## Task directions
Please state how many lines in the records contain the string "icon", with no words besides the number.

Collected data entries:
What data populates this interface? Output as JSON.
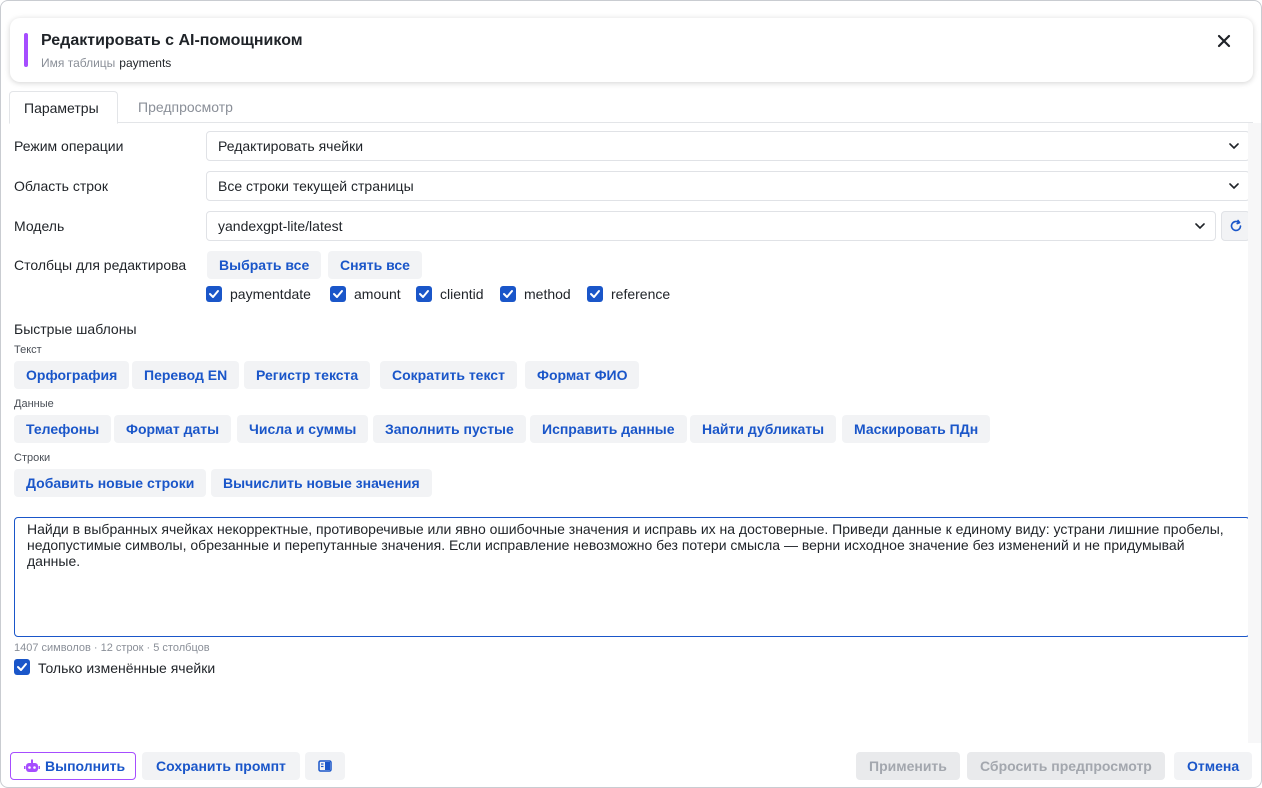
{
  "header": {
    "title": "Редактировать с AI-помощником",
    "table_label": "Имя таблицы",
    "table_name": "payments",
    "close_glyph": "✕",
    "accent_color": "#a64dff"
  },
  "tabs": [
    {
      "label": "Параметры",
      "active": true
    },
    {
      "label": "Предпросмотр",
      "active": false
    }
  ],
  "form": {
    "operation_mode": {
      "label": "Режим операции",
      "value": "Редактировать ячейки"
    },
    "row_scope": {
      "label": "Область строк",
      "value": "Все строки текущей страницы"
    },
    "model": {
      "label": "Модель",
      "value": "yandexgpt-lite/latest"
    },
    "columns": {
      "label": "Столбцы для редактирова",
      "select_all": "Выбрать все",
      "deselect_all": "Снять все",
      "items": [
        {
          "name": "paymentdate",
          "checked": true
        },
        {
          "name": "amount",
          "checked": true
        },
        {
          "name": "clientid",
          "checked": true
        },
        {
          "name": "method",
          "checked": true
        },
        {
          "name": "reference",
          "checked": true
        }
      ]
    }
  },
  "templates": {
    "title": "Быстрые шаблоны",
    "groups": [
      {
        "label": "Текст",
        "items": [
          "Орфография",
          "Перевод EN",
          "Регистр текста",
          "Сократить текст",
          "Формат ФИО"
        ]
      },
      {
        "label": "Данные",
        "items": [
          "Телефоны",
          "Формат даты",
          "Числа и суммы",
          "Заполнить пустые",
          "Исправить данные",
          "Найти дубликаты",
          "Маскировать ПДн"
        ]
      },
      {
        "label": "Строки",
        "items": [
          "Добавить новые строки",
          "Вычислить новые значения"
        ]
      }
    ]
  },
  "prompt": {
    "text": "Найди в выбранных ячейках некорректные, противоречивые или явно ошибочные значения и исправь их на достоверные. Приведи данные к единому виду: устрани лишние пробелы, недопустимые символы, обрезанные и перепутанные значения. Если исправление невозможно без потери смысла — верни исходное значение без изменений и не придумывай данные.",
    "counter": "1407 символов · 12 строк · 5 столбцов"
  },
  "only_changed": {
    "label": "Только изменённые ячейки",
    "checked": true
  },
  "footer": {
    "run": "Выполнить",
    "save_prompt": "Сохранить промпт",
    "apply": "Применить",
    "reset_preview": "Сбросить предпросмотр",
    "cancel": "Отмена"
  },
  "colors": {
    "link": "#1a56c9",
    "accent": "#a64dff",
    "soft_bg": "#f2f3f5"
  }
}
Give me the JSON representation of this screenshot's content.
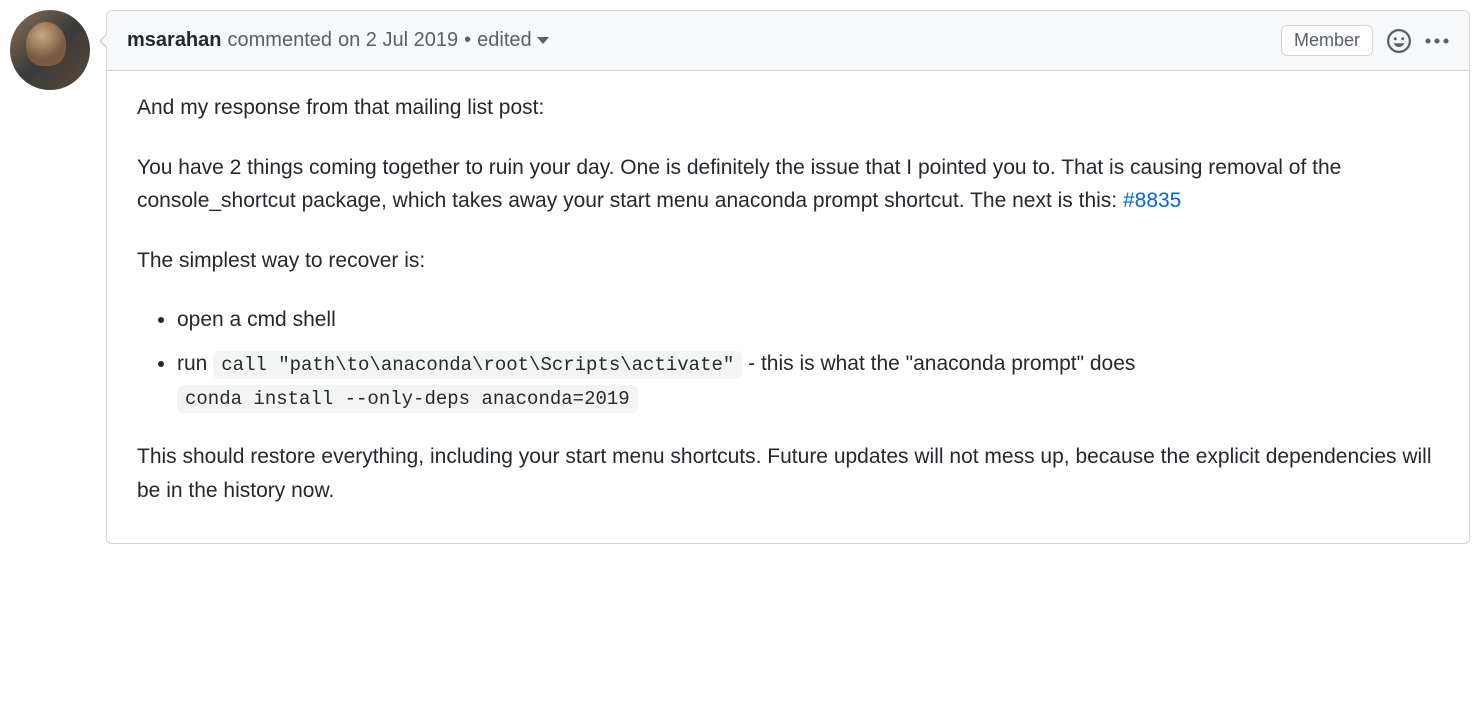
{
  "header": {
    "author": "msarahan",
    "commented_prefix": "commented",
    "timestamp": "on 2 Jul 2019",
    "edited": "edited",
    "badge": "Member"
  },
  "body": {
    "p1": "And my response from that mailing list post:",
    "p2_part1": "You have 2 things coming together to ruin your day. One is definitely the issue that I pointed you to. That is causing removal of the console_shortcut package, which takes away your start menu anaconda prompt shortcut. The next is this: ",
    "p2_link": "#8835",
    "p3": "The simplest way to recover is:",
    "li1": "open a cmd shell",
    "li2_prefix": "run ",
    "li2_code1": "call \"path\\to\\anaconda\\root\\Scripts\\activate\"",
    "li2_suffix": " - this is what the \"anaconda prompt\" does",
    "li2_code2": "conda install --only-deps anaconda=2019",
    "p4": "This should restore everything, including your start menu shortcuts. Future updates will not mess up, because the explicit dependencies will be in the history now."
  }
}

* * *

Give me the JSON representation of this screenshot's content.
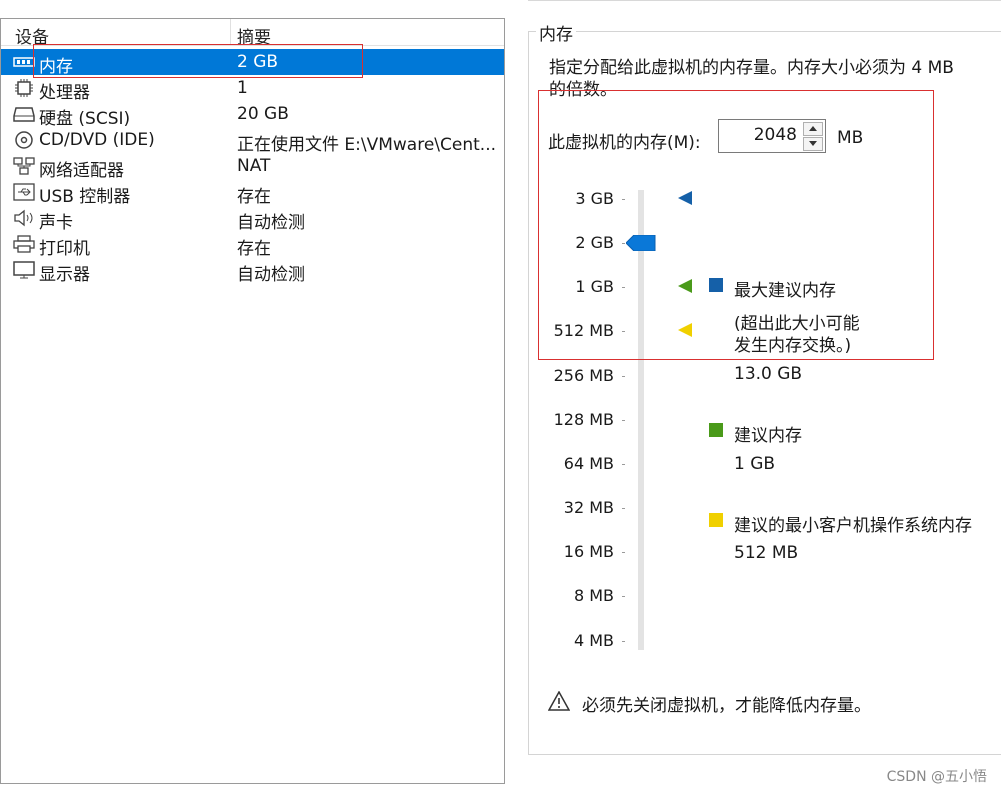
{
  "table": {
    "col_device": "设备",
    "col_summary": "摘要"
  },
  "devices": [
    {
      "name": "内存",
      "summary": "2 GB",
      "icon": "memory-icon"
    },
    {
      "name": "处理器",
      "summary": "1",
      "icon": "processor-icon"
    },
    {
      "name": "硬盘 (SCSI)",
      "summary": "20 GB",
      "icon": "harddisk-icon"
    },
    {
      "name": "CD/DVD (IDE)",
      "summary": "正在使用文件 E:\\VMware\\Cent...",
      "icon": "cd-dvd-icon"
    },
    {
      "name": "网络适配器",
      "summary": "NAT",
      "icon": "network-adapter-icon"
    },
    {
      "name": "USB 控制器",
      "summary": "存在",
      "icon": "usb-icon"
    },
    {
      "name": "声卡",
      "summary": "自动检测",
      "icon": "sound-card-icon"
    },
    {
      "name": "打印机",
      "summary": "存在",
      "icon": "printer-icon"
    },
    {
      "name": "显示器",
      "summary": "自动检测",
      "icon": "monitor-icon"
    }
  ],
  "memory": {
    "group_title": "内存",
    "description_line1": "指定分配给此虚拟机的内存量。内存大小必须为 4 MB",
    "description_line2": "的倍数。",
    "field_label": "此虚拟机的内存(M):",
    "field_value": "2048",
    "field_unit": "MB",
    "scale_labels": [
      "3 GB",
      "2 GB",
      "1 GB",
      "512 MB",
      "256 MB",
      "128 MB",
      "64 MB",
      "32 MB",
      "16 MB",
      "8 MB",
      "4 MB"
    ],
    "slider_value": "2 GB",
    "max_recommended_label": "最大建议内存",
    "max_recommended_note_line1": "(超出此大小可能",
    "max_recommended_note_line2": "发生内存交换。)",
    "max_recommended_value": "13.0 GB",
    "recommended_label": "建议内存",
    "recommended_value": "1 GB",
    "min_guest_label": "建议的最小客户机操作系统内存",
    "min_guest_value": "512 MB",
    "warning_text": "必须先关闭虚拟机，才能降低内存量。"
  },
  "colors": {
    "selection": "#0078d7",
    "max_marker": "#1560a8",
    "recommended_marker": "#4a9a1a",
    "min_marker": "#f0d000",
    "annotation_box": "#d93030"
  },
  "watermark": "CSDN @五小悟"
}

...

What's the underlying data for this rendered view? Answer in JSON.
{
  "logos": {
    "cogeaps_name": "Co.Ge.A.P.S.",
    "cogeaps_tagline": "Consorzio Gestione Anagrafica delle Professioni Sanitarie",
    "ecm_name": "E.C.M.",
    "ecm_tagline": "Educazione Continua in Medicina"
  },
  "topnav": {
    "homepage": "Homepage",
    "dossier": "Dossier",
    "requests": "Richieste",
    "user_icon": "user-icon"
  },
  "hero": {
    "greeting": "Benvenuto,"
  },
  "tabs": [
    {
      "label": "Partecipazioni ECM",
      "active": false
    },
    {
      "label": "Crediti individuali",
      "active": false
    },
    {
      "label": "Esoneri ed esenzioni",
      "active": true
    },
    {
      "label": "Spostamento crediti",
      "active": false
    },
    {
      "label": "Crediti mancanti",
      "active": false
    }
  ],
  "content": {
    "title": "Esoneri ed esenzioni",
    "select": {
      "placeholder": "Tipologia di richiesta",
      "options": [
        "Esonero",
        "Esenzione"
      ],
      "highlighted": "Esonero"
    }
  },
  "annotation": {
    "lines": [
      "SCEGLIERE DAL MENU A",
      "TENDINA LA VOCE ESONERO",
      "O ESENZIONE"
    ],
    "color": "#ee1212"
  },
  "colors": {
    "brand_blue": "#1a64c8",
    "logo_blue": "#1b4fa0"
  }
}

## Answer for the task
10